## Exercise requirements
Give the listing again in full, exactly as written.

## Materials provided
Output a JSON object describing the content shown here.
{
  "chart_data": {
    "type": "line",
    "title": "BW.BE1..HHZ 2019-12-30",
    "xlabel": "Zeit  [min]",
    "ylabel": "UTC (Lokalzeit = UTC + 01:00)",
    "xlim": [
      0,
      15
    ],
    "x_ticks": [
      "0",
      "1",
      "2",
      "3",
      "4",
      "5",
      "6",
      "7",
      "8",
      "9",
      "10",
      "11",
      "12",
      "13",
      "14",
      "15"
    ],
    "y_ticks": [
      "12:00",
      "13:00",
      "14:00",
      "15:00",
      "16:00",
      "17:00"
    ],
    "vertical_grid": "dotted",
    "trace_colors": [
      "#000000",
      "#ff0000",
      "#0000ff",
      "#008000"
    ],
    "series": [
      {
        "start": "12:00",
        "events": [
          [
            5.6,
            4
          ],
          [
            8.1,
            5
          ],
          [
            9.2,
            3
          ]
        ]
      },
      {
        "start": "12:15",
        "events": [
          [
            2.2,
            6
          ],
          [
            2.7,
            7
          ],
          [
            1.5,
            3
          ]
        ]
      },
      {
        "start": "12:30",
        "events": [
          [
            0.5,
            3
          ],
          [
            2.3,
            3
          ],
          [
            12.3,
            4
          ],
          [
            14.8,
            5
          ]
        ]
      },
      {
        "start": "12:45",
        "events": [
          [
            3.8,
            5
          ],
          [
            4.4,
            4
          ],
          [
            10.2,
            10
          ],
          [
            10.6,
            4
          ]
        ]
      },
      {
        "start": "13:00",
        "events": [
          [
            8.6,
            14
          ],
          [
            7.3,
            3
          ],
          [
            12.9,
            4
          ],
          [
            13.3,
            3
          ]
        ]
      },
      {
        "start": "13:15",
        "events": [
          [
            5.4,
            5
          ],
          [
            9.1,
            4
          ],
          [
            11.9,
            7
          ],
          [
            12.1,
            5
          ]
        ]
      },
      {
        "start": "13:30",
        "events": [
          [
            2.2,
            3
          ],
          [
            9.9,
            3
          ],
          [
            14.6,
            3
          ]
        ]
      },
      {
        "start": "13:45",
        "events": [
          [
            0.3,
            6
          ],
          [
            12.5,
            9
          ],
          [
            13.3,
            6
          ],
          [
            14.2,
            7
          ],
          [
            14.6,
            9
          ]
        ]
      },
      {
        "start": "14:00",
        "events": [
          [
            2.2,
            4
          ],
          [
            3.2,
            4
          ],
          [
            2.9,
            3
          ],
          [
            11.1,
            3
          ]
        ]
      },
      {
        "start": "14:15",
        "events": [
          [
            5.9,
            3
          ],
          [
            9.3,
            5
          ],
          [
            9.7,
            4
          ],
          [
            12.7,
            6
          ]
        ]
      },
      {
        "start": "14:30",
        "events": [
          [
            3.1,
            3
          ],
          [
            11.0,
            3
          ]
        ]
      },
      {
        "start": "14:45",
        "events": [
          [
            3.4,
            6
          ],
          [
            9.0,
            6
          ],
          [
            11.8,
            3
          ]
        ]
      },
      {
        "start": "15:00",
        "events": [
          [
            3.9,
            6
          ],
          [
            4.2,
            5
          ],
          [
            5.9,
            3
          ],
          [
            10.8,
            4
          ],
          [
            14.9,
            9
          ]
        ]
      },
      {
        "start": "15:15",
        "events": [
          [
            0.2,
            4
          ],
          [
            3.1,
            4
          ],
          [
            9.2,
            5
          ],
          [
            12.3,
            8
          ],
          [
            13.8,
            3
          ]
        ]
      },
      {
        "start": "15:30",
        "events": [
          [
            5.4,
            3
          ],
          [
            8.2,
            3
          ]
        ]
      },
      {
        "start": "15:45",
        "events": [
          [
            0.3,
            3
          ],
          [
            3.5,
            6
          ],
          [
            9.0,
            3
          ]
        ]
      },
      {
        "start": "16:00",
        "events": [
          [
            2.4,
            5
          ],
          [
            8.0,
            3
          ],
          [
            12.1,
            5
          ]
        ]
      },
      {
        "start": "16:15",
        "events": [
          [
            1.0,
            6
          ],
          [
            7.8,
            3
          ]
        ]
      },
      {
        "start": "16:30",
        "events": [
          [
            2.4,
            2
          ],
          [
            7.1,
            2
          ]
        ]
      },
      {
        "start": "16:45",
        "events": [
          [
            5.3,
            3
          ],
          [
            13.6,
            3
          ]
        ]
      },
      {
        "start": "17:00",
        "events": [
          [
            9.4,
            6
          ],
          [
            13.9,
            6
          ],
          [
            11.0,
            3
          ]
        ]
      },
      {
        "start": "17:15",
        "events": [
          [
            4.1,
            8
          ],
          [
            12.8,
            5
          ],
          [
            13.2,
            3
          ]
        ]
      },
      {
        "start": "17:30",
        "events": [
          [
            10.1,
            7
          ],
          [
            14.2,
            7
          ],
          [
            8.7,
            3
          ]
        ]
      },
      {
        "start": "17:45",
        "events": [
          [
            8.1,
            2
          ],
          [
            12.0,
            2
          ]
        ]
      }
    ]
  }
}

## In response
Output a JSON object describing the content shown here.
{
  "chart_data": {
    "type": "line",
    "title": "BW.BE1..HHZ 2019-12-30",
    "xlabel": "Zeit  [min]",
    "ylabel": "UTC (Lokalzeit = UTC + 01:00)",
    "xlim": [
      0,
      15
    ],
    "x_ticks": [
      "0",
      "1",
      "2",
      "3",
      "4",
      "5",
      "6",
      "7",
      "8",
      "9",
      "10",
      "11",
      "12",
      "13",
      "14",
      "15"
    ],
    "y_ticks": [
      "12:00",
      "13:00",
      "14:00",
      "15:00",
      "16:00",
      "17:00"
    ],
    "vertical_grid": "dotted",
    "trace_colors": [
      "#000000",
      "#ff0000",
      "#0000ff",
      "#008000"
    ],
    "series": [
      {
        "start": "12:00",
        "events": [
          [
            5.6,
            4
          ],
          [
            8.1,
            5
          ],
          [
            9.2,
            3
          ]
        ]
      },
      {
        "start": "12:15",
        "events": [
          [
            2.2,
            6
          ],
          [
            2.7,
            7
          ],
          [
            1.5,
            3
          ]
        ]
      },
      {
        "start": "12:30",
        "events": [
          [
            0.5,
            3
          ],
          [
            2.3,
            3
          ],
          [
            12.3,
            4
          ],
          [
            14.8,
            5
          ]
        ]
      },
      {
        "start": "12:45",
        "events": [
          [
            3.8,
            5
          ],
          [
            4.4,
            4
          ],
          [
            10.2,
            10
          ],
          [
            10.6,
            4
          ]
        ]
      },
      {
        "start": "13:00",
        "events": [
          [
            8.6,
            14
          ],
          [
            7.3,
            3
          ],
          [
            12.9,
            4
          ],
          [
            13.3,
            3
          ]
        ]
      },
      {
        "start": "13:15",
        "events": [
          [
            5.4,
            5
          ],
          [
            9.1,
            4
          ],
          [
            11.9,
            7
          ],
          [
            12.1,
            5
          ]
        ]
      },
      {
        "start": "13:30",
        "events": [
          [
            2.2,
            3
          ],
          [
            9.9,
            3
          ],
          [
            14.6,
            3
          ]
        ]
      },
      {
        "start": "13:45",
        "events": [
          [
            0.3,
            6
          ],
          [
            12.5,
            9
          ],
          [
            13.3,
            6
          ],
          [
            14.2,
            7
          ],
          [
            14.6,
            9
          ]
        ]
      },
      {
        "start": "14:00",
        "events": [
          [
            2.2,
            4
          ],
          [
            3.2,
            4
          ],
          [
            2.9,
            3
          ],
          [
            11.1,
            3
          ]
        ]
      },
      {
        "start": "14:15",
        "events": [
          [
            5.9,
            3
          ],
          [
            9.3,
            5
          ],
          [
            9.7,
            4
          ],
          [
            12.7,
            6
          ]
        ]
      },
      {
        "start": "14:30",
        "events": [
          [
            3.1,
            3
          ],
          [
            11.0,
            3
          ]
        ]
      },
      {
        "start": "14:45",
        "events": [
          [
            3.4,
            6
          ],
          [
            9.0,
            6
          ],
          [
            11.8,
            3
          ]
        ]
      },
      {
        "start": "15:00",
        "events": [
          [
            3.9,
            6
          ],
          [
            4.2,
            5
          ],
          [
            5.9,
            3
          ],
          [
            10.8,
            4
          ],
          [
            14.9,
            9
          ]
        ]
      },
      {
        "start": "15:15",
        "events": [
          [
            0.2,
            4
          ],
          [
            3.1,
            4
          ],
          [
            9.2,
            5
          ],
          [
            12.3,
            8
          ],
          [
            13.8,
            3
          ]
        ]
      },
      {
        "start": "15:30",
        "events": [
          [
            5.4,
            3
          ],
          [
            8.2,
            3
          ]
        ]
      },
      {
        "start": "15:45",
        "events": [
          [
            0.3,
            3
          ],
          [
            3.5,
            6
          ],
          [
            9.0,
            3
          ]
        ]
      },
      {
        "start": "16:00",
        "events": [
          [
            2.4,
            5
          ],
          [
            8.0,
            3
          ],
          [
            12.1,
            5
          ]
        ]
      },
      {
        "start": "16:15",
        "events": [
          [
            1.0,
            6
          ],
          [
            7.8,
            3
          ]
        ]
      },
      {
        "start": "16:30",
        "events": [
          [
            2.4,
            2
          ],
          [
            7.1,
            2
          ]
        ]
      },
      {
        "start": "16:45",
        "events": [
          [
            5.3,
            3
          ],
          [
            13.6,
            3
          ]
        ]
      },
      {
        "start": "17:00",
        "events": [
          [
            9.4,
            6
          ],
          [
            13.9,
            6
          ],
          [
            11.0,
            3
          ]
        ]
      },
      {
        "start": "17:15",
        "events": [
          [
            4.1,
            8
          ],
          [
            12.8,
            5
          ],
          [
            13.2,
            3
          ]
        ]
      },
      {
        "start": "17:30",
        "events": [
          [
            10.1,
            7
          ],
          [
            14.2,
            7
          ],
          [
            8.7,
            3
          ]
        ]
      },
      {
        "start": "17:45",
        "events": [
          [
            8.1,
            2
          ],
          [
            12.0,
            2
          ]
        ]
      }
    ]
  }
}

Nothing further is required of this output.